— SOURCE DATA —

━━━━

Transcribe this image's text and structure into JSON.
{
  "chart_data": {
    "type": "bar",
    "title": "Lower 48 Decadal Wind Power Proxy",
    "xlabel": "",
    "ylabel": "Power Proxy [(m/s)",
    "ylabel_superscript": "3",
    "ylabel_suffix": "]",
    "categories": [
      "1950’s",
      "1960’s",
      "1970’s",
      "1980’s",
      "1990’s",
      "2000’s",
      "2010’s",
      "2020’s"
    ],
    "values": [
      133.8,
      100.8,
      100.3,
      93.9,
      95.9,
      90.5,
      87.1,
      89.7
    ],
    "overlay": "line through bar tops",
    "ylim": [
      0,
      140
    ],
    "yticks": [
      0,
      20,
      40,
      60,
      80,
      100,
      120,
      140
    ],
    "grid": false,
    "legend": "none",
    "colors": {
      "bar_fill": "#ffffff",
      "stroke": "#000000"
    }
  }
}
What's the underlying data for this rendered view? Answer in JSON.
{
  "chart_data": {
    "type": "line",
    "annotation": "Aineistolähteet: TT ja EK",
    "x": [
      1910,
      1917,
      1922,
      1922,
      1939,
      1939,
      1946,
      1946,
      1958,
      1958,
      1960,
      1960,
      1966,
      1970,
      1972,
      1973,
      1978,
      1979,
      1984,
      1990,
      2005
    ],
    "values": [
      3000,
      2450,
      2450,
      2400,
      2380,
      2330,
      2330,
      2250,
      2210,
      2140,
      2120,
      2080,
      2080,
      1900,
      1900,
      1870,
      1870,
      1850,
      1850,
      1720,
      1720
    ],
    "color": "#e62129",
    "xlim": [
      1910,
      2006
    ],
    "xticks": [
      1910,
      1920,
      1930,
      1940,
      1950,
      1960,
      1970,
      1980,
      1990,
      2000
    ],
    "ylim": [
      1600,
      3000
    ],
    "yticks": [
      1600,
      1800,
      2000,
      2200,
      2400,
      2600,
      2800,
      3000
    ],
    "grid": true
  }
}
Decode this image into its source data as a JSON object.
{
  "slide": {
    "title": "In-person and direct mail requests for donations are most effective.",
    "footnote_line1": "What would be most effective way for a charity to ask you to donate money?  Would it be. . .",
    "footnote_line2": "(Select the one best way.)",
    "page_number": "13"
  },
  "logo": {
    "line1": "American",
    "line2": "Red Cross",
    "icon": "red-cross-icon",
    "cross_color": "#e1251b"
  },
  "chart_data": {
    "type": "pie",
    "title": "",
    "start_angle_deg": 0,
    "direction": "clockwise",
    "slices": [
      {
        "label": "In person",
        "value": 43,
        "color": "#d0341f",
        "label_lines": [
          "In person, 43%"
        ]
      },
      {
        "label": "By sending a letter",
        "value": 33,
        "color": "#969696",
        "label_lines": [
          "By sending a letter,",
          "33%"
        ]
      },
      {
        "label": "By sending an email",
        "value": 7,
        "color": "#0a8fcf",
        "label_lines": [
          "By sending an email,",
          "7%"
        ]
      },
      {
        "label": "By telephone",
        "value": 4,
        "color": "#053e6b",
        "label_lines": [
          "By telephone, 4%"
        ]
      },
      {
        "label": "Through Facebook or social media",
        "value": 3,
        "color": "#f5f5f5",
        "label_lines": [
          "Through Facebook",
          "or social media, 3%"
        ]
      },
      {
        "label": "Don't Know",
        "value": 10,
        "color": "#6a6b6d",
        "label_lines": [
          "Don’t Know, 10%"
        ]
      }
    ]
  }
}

━━━━

— DIRECTIONS —
Write out each line of the data above again, exactly as given.

— FINISHED ANSWER —
Transcribe this image's text and structure into JSON.
{
  "chart_data": {
    "type": "bar",
    "title": "Lower 48 Decadal Wind Power Proxy",
    "xlabel": "",
    "ylabel": "Power Proxy [(m/s)",
    "ylabel_superscript": "3",
    "ylabel_suffix": "]",
    "categories": [
      "1950’s",
      "1960’s",
      "1970’s",
      "1980’s",
      "1990’s",
      "2000’s",
      "2010’s",
      "2020’s"
    ],
    "values": [
      133.8,
      100.8,
      100.3,
      93.9,
      95.9,
      90.5,
      87.1,
      89.7
    ],
    "overlay": "line through bar tops",
    "ylim": [
      0,
      140
    ],
    "yticks": [
      0,
      20,
      40,
      60,
      80,
      100,
      120,
      140
    ],
    "grid": false,
    "legend": "none",
    "colors": {
      "bar_fill": "#ffffff",
      "stroke": "#000000"
    }
  }
}
What's the underlying data for this rendered view? Answer in JSON.
{
  "chart_data": {
    "type": "line",
    "annotation": "Aineistolähteet: TT ja EK",
    "x": [
      1910,
      1917,
      1922,
      1922,
      1939,
      1939,
      1946,
      1946,
      1958,
      1958,
      1960,
      1960,
      1966,
      1970,
      1972,
      1973,
      1978,
      1979,
      1984,
      1990,
      2005
    ],
    "values": [
      3000,
      2450,
      2450,
      2400,
      2380,
      2330,
      2330,
      2250,
      2210,
      2140,
      2120,
      2080,
      2080,
      1900,
      1900,
      1870,
      1870,
      1850,
      1850,
      1720,
      1720
    ],
    "color": "#e62129",
    "xlim": [
      1910,
      2006
    ],
    "xticks": [
      1910,
      1920,
      1930,
      1940,
      1950,
      1960,
      1970,
      1980,
      1990,
      2000
    ],
    "ylim": [
      1600,
      3000
    ],
    "yticks": [
      1600,
      1800,
      2000,
      2200,
      2400,
      2600,
      2800,
      3000
    ],
    "grid": true
  }
}
Decode this image into its source data as a JSON object.
{
  "slide": {
    "title": "In-person and direct mail requests for donations are most effective.",
    "footnote_line1": "What would be most effective way for a charity to ask you to donate money?  Would it be. . .",
    "footnote_line2": "(Select the one best way.)",
    "page_number": "13"
  },
  "logo": {
    "line1": "American",
    "line2": "Red Cross",
    "icon": "red-cross-icon",
    "cross_color": "#e1251b"
  },
  "chart_data": {
    "type": "pie",
    "title": "",
    "start_angle_deg": 0,
    "direction": "clockwise",
    "slices": [
      {
        "label": "In person",
        "value": 43,
        "color": "#d0341f",
        "label_lines": [
          "In person, 43%"
        ]
      },
      {
        "label": "By sending a letter",
        "value": 33,
        "color": "#969696",
        "label_lines": [
          "By sending a letter,",
          "33%"
        ]
      },
      {
        "label": "By sending an email",
        "value": 7,
        "color": "#0a8fcf",
        "label_lines": [
          "By sending an email,",
          "7%"
        ]
      },
      {
        "label": "By telephone",
        "value": 4,
        "color": "#053e6b",
        "label_lines": [
          "By telephone, 4%"
        ]
      },
      {
        "label": "Through Facebook or social media",
        "value": 3,
        "color": "#f5f5f5",
        "label_lines": [
          "Through Facebook",
          "or social media, 3%"
        ]
      },
      {
        "label": "Don't Know",
        "value": 10,
        "color": "#6a6b6d",
        "label_lines": [
          "Don’t Know, 10%"
        ]
      }
    ]
  }
}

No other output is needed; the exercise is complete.